"""
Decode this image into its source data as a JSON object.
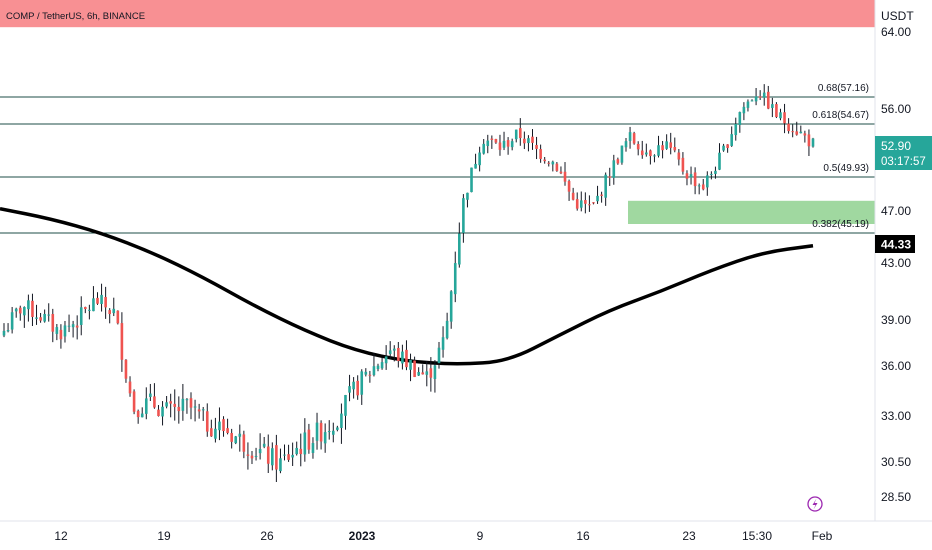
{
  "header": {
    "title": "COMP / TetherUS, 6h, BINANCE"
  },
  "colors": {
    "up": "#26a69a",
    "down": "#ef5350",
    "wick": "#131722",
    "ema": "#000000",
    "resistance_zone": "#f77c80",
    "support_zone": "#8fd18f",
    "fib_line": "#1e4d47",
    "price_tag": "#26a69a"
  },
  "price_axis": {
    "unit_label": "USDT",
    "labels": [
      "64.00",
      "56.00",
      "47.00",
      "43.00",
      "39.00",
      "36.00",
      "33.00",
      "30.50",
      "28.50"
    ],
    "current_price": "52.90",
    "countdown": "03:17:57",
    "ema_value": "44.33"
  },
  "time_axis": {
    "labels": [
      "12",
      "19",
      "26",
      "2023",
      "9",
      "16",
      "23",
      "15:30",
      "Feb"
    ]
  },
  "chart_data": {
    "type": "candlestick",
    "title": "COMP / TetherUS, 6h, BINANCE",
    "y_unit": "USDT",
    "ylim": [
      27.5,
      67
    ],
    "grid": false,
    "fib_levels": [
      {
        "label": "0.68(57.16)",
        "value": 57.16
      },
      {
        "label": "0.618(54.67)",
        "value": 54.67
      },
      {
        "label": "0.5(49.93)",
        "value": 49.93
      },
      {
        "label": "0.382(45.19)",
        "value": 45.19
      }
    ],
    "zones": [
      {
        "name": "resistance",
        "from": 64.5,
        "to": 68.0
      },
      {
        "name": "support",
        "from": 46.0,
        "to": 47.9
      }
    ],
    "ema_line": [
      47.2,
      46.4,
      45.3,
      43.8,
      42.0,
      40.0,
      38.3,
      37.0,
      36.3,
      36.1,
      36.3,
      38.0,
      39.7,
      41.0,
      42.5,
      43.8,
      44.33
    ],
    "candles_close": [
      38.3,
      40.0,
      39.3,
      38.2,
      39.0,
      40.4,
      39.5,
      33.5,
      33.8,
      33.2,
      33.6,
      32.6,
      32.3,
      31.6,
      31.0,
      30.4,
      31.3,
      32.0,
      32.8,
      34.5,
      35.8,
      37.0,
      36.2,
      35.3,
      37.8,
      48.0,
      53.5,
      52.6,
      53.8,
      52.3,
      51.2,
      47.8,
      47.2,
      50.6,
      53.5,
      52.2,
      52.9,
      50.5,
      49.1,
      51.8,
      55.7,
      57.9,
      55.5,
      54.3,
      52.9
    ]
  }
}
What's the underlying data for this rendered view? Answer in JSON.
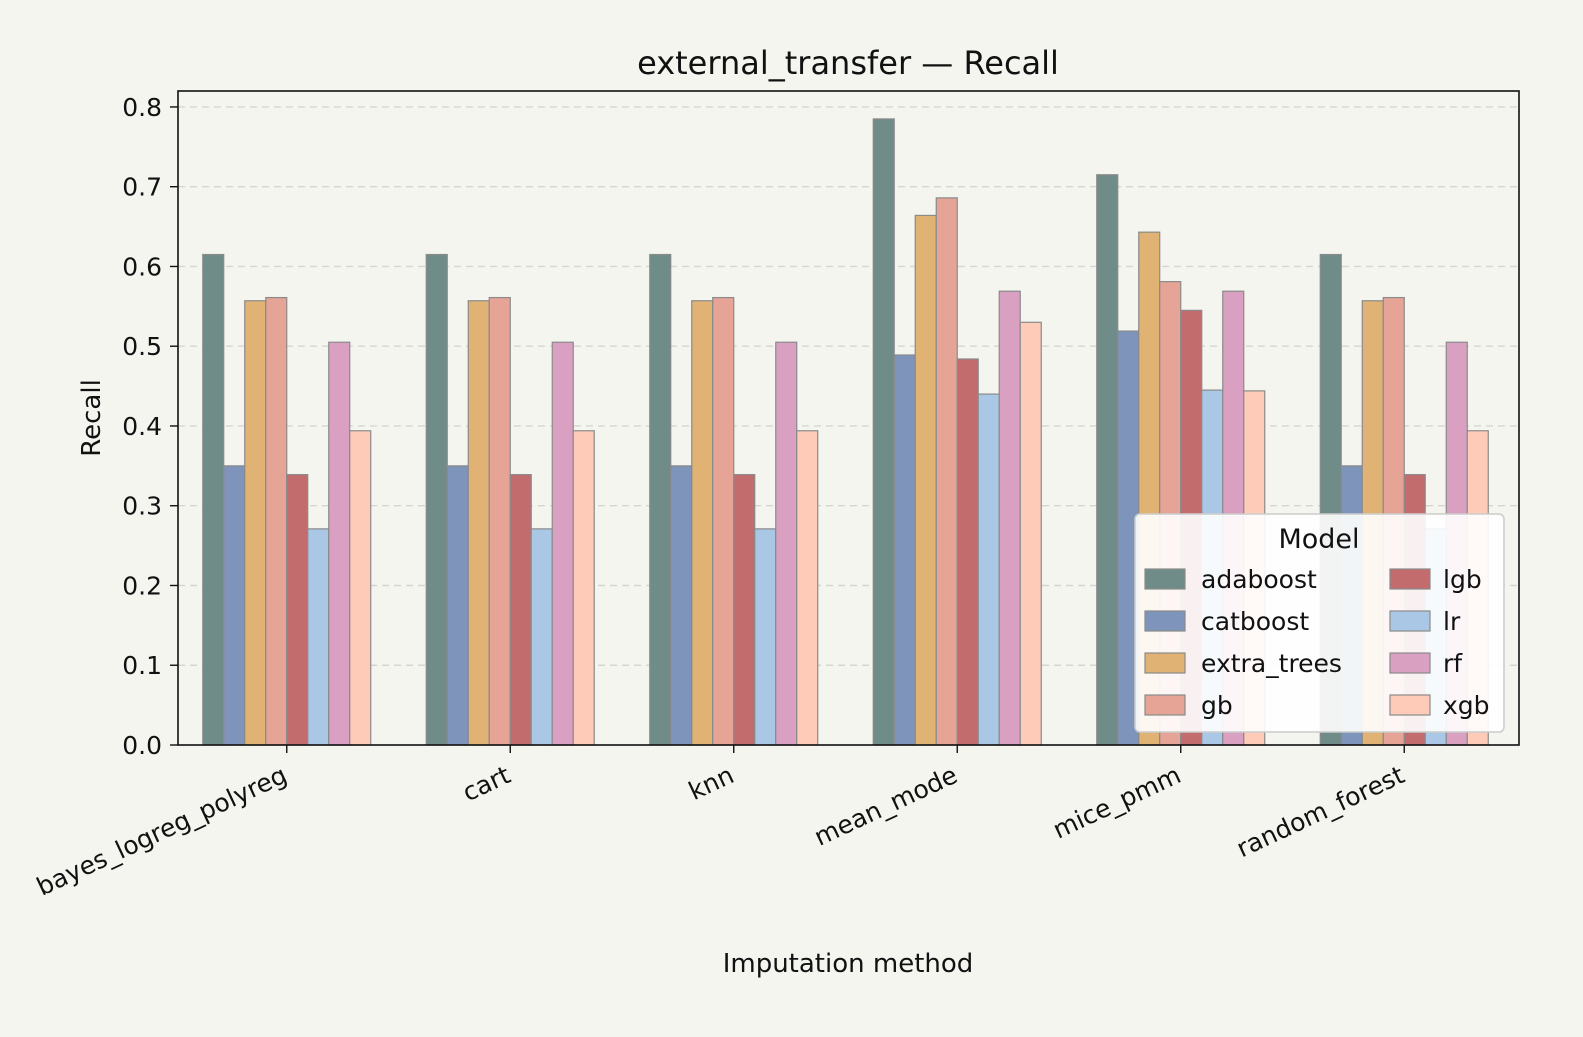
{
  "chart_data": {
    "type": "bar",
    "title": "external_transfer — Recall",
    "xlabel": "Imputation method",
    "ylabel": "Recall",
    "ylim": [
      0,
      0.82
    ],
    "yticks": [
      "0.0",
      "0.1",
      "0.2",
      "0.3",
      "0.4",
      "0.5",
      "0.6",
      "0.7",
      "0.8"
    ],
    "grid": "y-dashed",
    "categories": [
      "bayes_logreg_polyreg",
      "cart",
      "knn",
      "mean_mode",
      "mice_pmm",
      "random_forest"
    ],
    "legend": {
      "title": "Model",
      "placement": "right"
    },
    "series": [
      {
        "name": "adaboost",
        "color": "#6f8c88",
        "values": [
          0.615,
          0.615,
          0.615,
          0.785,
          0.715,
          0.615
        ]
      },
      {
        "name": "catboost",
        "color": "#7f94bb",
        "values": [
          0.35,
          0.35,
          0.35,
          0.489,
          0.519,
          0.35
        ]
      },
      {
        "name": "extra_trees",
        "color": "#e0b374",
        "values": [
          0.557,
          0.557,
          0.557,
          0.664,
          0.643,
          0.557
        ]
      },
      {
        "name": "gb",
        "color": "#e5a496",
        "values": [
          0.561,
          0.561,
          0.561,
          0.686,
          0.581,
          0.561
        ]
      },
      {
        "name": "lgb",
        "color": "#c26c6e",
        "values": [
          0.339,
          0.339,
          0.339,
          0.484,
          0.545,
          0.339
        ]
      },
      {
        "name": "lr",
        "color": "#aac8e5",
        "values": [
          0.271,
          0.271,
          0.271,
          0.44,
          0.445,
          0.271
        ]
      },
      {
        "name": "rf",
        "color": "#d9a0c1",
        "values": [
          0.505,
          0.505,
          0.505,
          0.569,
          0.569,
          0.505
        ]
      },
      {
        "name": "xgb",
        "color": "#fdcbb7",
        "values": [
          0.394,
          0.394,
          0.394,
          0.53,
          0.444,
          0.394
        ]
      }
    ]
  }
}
"""
● Problem to work on: Pictures in the records above should not be copied. Repeat everything else exactly.

● Correct response:
Decode this image into its source data as a JSON object.
{
  "header": {
    "title": "COMP / TetherUS, 6h, BINANCE"
  },
  "colors": {
    "up": "#26a69a",
    "down": "#ef5350",
    "wick": "#131722",
    "ema": "#000000",
    "resistance_zone": "#f77c80",
    "support_zone": "#8fd18f",
    "fib_line": "#1e4d47",
    "price_tag": "#26a69a"
  },
  "price_axis": {
    "unit_label": "USDT",
    "labels": [
      "64.00",
      "56.00",
      "47.00",
      "43.00",
      "39.00",
      "36.00",
      "33.00",
      "30.50",
      "28.50"
    ],
    "current_price": "52.90",
    "countdown": "03:17:57",
    "ema_value": "44.33"
  },
  "time_axis": {
    "labels": [
      "12",
      "19",
      "26",
      "2023",
      "9",
      "16",
      "23",
      "15:30",
      "Feb"
    ]
  },
  "chart_data": {
    "type": "candlestick",
    "title": "COMP / TetherUS, 6h, BINANCE",
    "y_unit": "USDT",
    "ylim": [
      27.5,
      67
    ],
    "grid": false,
    "fib_levels": [
      {
        "label": "0.68(57.16)",
        "value": 57.16
      },
      {
        "label": "0.618(54.67)",
        "value": 54.67
      },
      {
        "label": "0.5(49.93)",
        "value": 49.93
      },
      {
        "label": "0.382(45.19)",
        "value": 45.19
      }
    ],
    "zones": [
      {
        "name": "resistance",
        "from": 64.5,
        "to": 68.0
      },
      {
        "name": "support",
        "from": 46.0,
        "to": 47.9
      }
    ],
    "ema_line": [
      47.2,
      46.4,
      45.3,
      43.8,
      42.0,
      40.0,
      38.3,
      37.0,
      36.3,
      36.1,
      36.3,
      38.0,
      39.7,
      41.0,
      42.5,
      43.8,
      44.33
    ],
    "candles_close": [
      38.3,
      40.0,
      39.3,
      38.2,
      39.0,
      40.4,
      39.5,
      33.5,
      33.8,
      33.2,
      33.6,
      32.6,
      32.3,
      31.6,
      31.0,
      30.4,
      31.3,
      32.0,
      32.8,
      34.5,
      35.8,
      37.0,
      36.2,
      35.3,
      37.8,
      48.0,
      53.5,
      52.6,
      53.8,
      52.3,
      51.2,
      47.8,
      47.2,
      50.6,
      53.5,
      52.2,
      52.9,
      50.5,
      49.1,
      51.8,
      55.7,
      57.9,
      55.5,
      54.3,
      52.9
    ]
  }
}
What's the underlying data for this rendered view? Answer in JSON.
{
  "chart_data": {
    "type": "bar",
    "title": "external_transfer — Recall",
    "xlabel": "Imputation method",
    "ylabel": "Recall",
    "ylim": [
      0,
      0.82
    ],
    "yticks": [
      "0.0",
      "0.1",
      "0.2",
      "0.3",
      "0.4",
      "0.5",
      "0.6",
      "0.7",
      "0.8"
    ],
    "grid": "y-dashed",
    "categories": [
      "bayes_logreg_polyreg",
      "cart",
      "knn",
      "mean_mode",
      "mice_pmm",
      "random_forest"
    ],
    "legend": {
      "title": "Model",
      "placement": "right"
    },
    "series": [
      {
        "name": "adaboost",
        "color": "#6f8c88",
        "values": [
          0.615,
          0.615,
          0.615,
          0.785,
          0.715,
          0.615
        ]
      },
      {
        "name": "catboost",
        "color": "#7f94bb",
        "values": [
          0.35,
          0.35,
          0.35,
          0.489,
          0.519,
          0.35
        ]
      },
      {
        "name": "extra_trees",
        "color": "#e0b374",
        "values": [
          0.557,
          0.557,
          0.557,
          0.664,
          0.643,
          0.557
        ]
      },
      {
        "name": "gb",
        "color": "#e5a496",
        "values": [
          0.561,
          0.561,
          0.561,
          0.686,
          0.581,
          0.561
        ]
      },
      {
        "name": "lgb",
        "color": "#c26c6e",
        "values": [
          0.339,
          0.339,
          0.339,
          0.484,
          0.545,
          0.339
        ]
      },
      {
        "name": "lr",
        "color": "#aac8e5",
        "values": [
          0.271,
          0.271,
          0.271,
          0.44,
          0.445,
          0.271
        ]
      },
      {
        "name": "rf",
        "color": "#d9a0c1",
        "values": [
          0.505,
          0.505,
          0.505,
          0.569,
          0.569,
          0.505
        ]
      },
      {
        "name": "xgb",
        "color": "#fdcbb7",
        "values": [
          0.394,
          0.394,
          0.394,
          0.53,
          0.444,
          0.394
        ]
      }
    ]
  }
}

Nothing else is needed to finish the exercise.